> _THINGS TO DO_:
1. Decide whether each statement agrees with the forum thread about moving with a type 1 diabetic partner. Answer yes or no for each, and quote the deciding words. (a) An agency told the first poster that the partner would not get a resident visa. (b) The health immigration website states that type 1 diabetics cannot get resident visas. (c) The reply says the outcome depends on how much the partner is considered to drain the NZ health system.
2. In the forum thread about moving with a type 1 diabetic partner, which Residency rules section does the reply say to look through to find "Acceptable health standards"?
3. Continue the forum thread about moving with a type 1 diabetic partner from where it stops.

> _EXTRACT PROVIDED_:
****

# Moving



## Sulcas-Samuels (Feb 21, 2014)

Hi. 
I'm new to this site. I am currently filling in my visa forms but a agency has told me that my partner won't get a resident visa as he is type1 diabetic. But when I've looked at the health immigration website it says nothing about it. 
I don't want to get my hopes up if it not possible for us to move.
Please help


----------



## escapedtonz (Apr 6, 2012)

Sulcas-Samuels said:


> Hi. I'm new to this site. I am currently filling in my visa forms but a agency has told me that my partner won't get a resident visa as he is type1 diabetic. But when I've looked at the health immigration website it says nothing about it. I don't want to get my hopes up if it not possible for us to move. Please help


I'd say it's not as black and white as you've been led to believe.
It all depends on how much your partner is considered to drain the NZ health system.
Have a look at this :-
http://www.immigration.govt.nz/opsmanual/
Filter through the Residency rules and look through "Requirements" you will find "Acceptable health standards".

****

Structured page parsing data:
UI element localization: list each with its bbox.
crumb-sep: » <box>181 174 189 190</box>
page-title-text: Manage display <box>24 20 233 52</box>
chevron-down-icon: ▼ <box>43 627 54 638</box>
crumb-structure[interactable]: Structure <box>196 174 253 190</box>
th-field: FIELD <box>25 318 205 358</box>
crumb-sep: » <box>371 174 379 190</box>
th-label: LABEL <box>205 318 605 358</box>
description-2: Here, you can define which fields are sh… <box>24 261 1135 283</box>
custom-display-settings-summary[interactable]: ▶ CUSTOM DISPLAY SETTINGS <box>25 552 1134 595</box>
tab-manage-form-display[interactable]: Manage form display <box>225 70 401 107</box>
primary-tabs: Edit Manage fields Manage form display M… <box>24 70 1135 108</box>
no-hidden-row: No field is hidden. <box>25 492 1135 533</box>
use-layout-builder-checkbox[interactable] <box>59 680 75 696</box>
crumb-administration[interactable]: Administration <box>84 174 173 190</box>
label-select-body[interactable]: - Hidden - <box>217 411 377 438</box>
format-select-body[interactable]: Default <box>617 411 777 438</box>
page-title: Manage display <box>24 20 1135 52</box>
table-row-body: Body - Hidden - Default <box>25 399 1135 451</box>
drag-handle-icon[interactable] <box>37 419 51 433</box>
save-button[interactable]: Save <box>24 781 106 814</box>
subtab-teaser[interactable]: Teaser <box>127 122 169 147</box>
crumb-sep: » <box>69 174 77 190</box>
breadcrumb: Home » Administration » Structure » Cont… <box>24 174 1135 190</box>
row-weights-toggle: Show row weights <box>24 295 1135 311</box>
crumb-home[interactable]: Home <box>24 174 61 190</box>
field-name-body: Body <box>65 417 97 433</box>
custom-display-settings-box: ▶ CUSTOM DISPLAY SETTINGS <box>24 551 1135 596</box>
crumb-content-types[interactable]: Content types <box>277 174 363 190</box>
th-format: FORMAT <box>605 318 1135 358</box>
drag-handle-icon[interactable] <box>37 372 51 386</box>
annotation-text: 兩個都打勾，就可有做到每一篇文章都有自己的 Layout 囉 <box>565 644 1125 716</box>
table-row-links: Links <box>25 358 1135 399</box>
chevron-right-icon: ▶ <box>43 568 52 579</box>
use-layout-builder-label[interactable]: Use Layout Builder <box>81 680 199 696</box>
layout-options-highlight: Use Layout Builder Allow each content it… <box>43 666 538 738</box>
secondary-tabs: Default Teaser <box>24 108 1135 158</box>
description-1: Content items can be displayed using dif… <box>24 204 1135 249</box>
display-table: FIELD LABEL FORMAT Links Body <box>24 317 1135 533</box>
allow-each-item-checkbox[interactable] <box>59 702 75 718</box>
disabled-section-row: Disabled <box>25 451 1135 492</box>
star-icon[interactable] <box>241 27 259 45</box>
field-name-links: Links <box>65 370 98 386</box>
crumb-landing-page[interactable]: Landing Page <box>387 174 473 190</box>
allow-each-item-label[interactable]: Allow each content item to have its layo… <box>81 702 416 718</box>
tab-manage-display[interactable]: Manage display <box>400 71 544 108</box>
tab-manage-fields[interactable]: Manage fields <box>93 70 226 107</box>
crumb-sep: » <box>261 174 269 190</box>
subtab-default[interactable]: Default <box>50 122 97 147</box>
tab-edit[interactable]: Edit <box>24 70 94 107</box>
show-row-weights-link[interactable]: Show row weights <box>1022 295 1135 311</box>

****

> _TASK RESULTS_:
1.
(a) Yes: "a agency has told me that my partner won't get a resident visa as he is type1 diabetic"
(b) No: "when I've looked at the health immigration website it says nothing about it"
(c) Yes: "It all depends on how much your partner is considered to drain the NZ health system."

2. "Requirements"

3.
He may well be considered to cost the NZ health system more than the $41000 limit. Immigration (or more to the point their Medical Assessor) will take into account all likely medical bills like cost of medication, consultation costs etc and total them up over his expected lifetime years.
Pledging you will pay for private health insurance won't make any difference because as a Resident you are entitled to a certain amount of care at the cost of the NZ health system regardless.

Even though he may cost the system more than the limit and be refused on that basis you can always apply for a medical waiver.
This is where Immigration consider if having you both as Residents with your skills and experience outweighs the health issues. You may find that your partner is granted a visa this way ?


----------



## Sulcas-Samuels (Feb 21, 2014)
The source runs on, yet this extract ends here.